start Records for the exercise
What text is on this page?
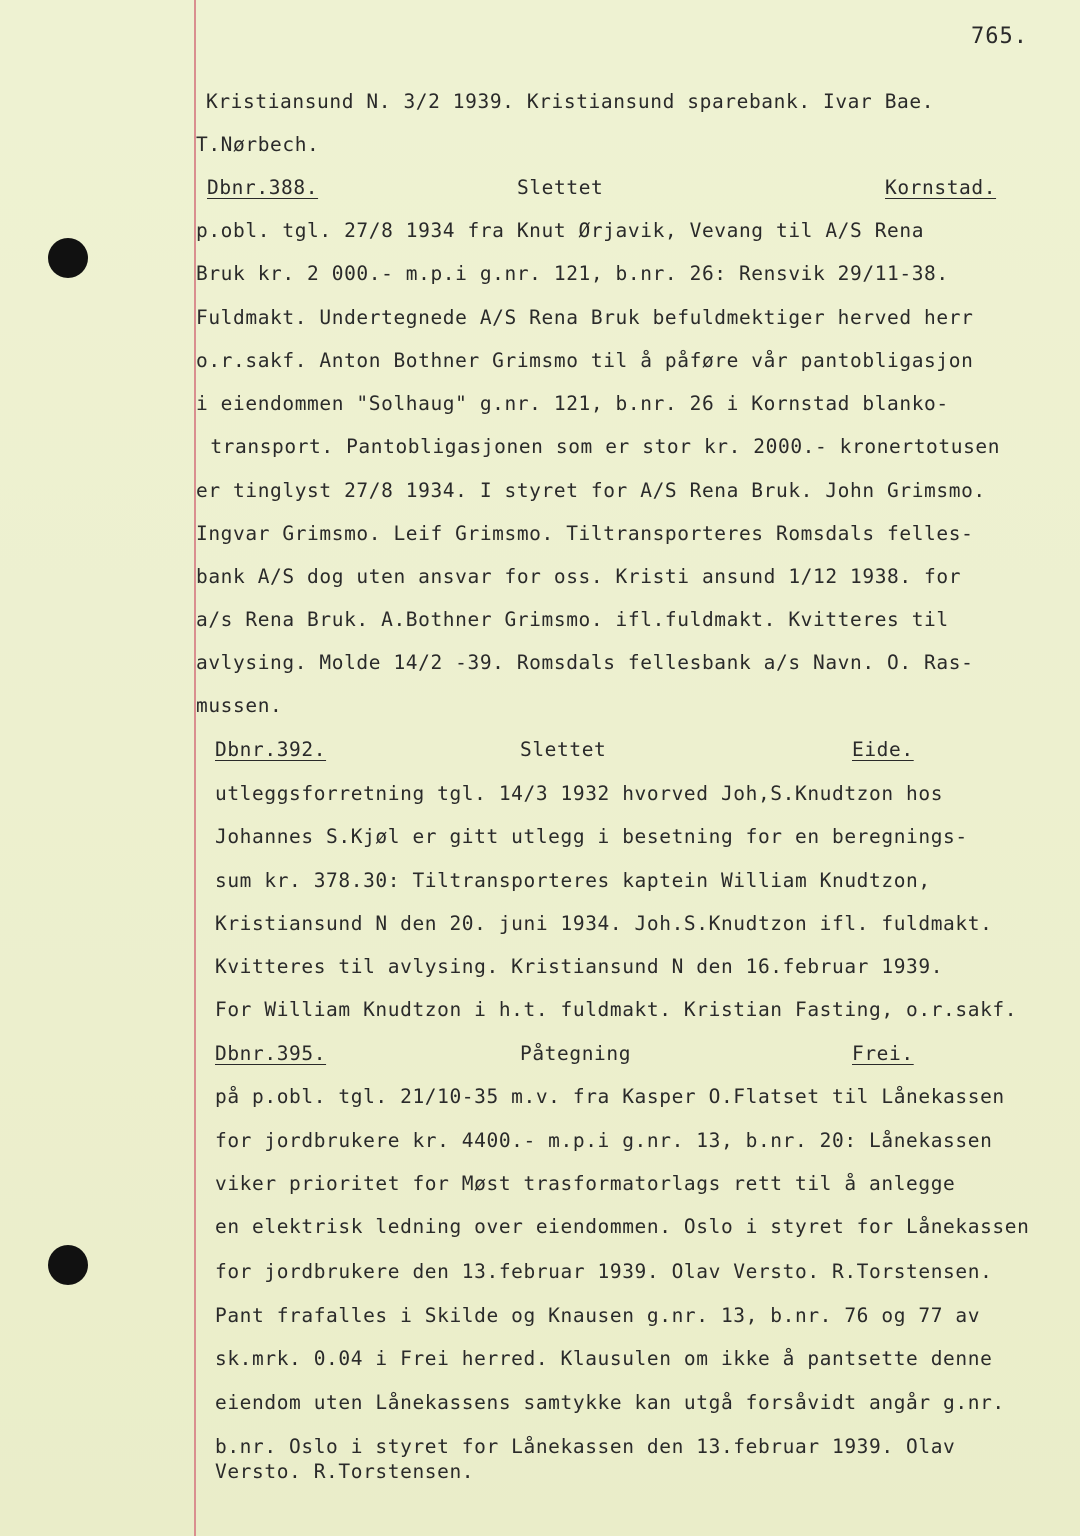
765.
Kristiansund N. 3/2 1939. Kristiansund sparebank. Ivar Bae.
T.Nørbech.
Dbnr.388.	Slettet	Kornstad.
p.obl. tgl. 27/8 1934 fra Knut Ørjavik, Vevang til A/S Rena
Bruk kr. 2 000.- m.p.i g.nr. 121, b.nr. 26: Rensvik 29/11-38.
Fuldmakt. Undertegnede A/S Rena Bruk befuldmektiger herved herr
o.r.sakf. Anton Bothner Grimsmo til å påføre vår pantobligasjon
i eiendommen "Solhaug" g.nr. 121, b.nr. 26 i Kornstad blanko-
transport. Pantobligasjonen som er stor kr. 2000.- kronertotusen
er tinglyst 27/8 1934. I styret for A/S Rena Bruk. John Grimsmo.
Ingvar Grimsmo. Leif Grimsmo. Tiltransporteres Romsdals felles-
bank A/S dog uten ansvar for oss. Kristi ansund 1/12 1938. for
a/s Rena Bruk. A.Bothner Grimsmo. ifl.fuldmakt. Kvitteres til
avlysing. Molde 14/2 -39. Romsdals fellesbank a/s Navn. O. Ras-
mussen.
Dbnr.392.	Slettet	Eide.
utleggsforretning tgl. 14/3 1932 hvorved Joh,S.Knudtzon hos
Johannes S.Kjøl er gitt utlegg i besetning for en beregnings-
sum kr. 378.30: Tiltransporteres kaptein William Knudtzon,
Kristiansund N den 20. juni 1934. Joh.S.Knudtzon ifl. fuldmakt.
Kvitteres til avlysing. Kristiansund N den 16.februar 1939.
For William Knudtzon i h.t. fuldmakt. Kristian Fasting, o.r.sakf.
Dbnr.395.	Påtegning	Frei.
på p.obl. tgl. 21/10-35 m.v. fra Kasper O.Flatset til Lånekassen
for jordbrukere kr. 4400.- m.p.i g.nr. 13, b.nr. 20: Lånekassen
viker prioritet for Møst trasformatorlags rett til å anlegge
en elektrisk ledning over eiendommen. Oslo i styret for Lånekassen
for jordbrukere den 13.februar 1939. Olav Versto. R.Torstensen.
Pant frafalles i Skilde og Knausen g.nr. 13, b.nr. 76 og 77 av
sk.mrk. 0.04 i Frei herred. Klausulen om ikke å pantsette denne
eiendom uten Lånekassens samtykke kan utgå forsåvidt angår g.nr.
b.nr. Oslo i styret for Lånekassen den 13.februar 1939. Olav
Versto. R.Torstensen.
end Records for the exercise
__Task goal__.
Exclude every picture and copy the remaining data exactly.

__Response__.
What text is on this page?
765.
Kristiansund N. 3/2 1939. Kristiansund sparebank. Ivar Bae.
T.Nørbech.
Dbnr.388.	Slettet	Kornstad.
p.obl. tgl. 27/8 1934 fra Knut Ørjavik, Vevang til A/S Rena
Bruk kr. 2 000.- m.p.i g.nr. 121, b.nr. 26: Rensvik 29/11-38.
Fuldmakt. Undertegnede A/S Rena Bruk befuldmektiger herved herr
o.r.sakf. Anton Bothner Grimsmo til å påføre vår pantobligasjon
i eiendommen "Solhaug" g.nr. 121, b.nr. 26 i Kornstad blanko-
transport. Pantobligasjonen som er stor kr. 2000.- kronertotusen
er tinglyst 27/8 1934. I styret for A/S Rena Bruk. John Grimsmo.
Ingvar Grimsmo. Leif Grimsmo. Tiltransporteres Romsdals felles-
bank A/S dog uten ansvar for oss. Kristi ansund 1/12 1938. for
a/s Rena Bruk. A.Bothner Grimsmo. ifl.fuldmakt. Kvitteres til
avlysing. Molde 14/2 -39. Romsdals fellesbank a/s Navn. O. Ras-
mussen.
Dbnr.392.	Slettet	Eide.
utleggsforretning tgl. 14/3 1932 hvorved Joh,S.Knudtzon hos
Johannes S.Kjøl er gitt utlegg i besetning for en beregnings-
sum kr. 378.30: Tiltransporteres kaptein William Knudtzon,
Kristiansund N den 20. juni 1934. Joh.S.Knudtzon ifl. fuldmakt.
Kvitteres til avlysing. Kristiansund N den 16.februar 1939.
For William Knudtzon i h.t. fuldmakt. Kristian Fasting, o.r.sakf.
Dbnr.395.	Påtegning	Frei.
på p.obl. tgl. 21/10-35 m.v. fra Kasper O.Flatset til Lånekassen
for jordbrukere kr. 4400.- m.p.i g.nr. 13, b.nr. 20: Lånekassen
viker prioritet for Møst trasformatorlags rett til å anlegge
en elektrisk ledning over eiendommen. Oslo i styret for Lånekassen
for jordbrukere den 13.februar 1939. Olav Versto. R.Torstensen.
Pant frafalles i Skilde og Knausen g.nr. 13, b.nr. 76 og 77 av
sk.mrk. 0.04 i Frei herred. Klausulen om ikke å pantsette denne
eiendom uten Lånekassens samtykke kan utgå forsåvidt angår g.nr.
b.nr. Oslo i styret for Lånekassen den 13.februar 1939. Olav
Versto. R.Torstensen.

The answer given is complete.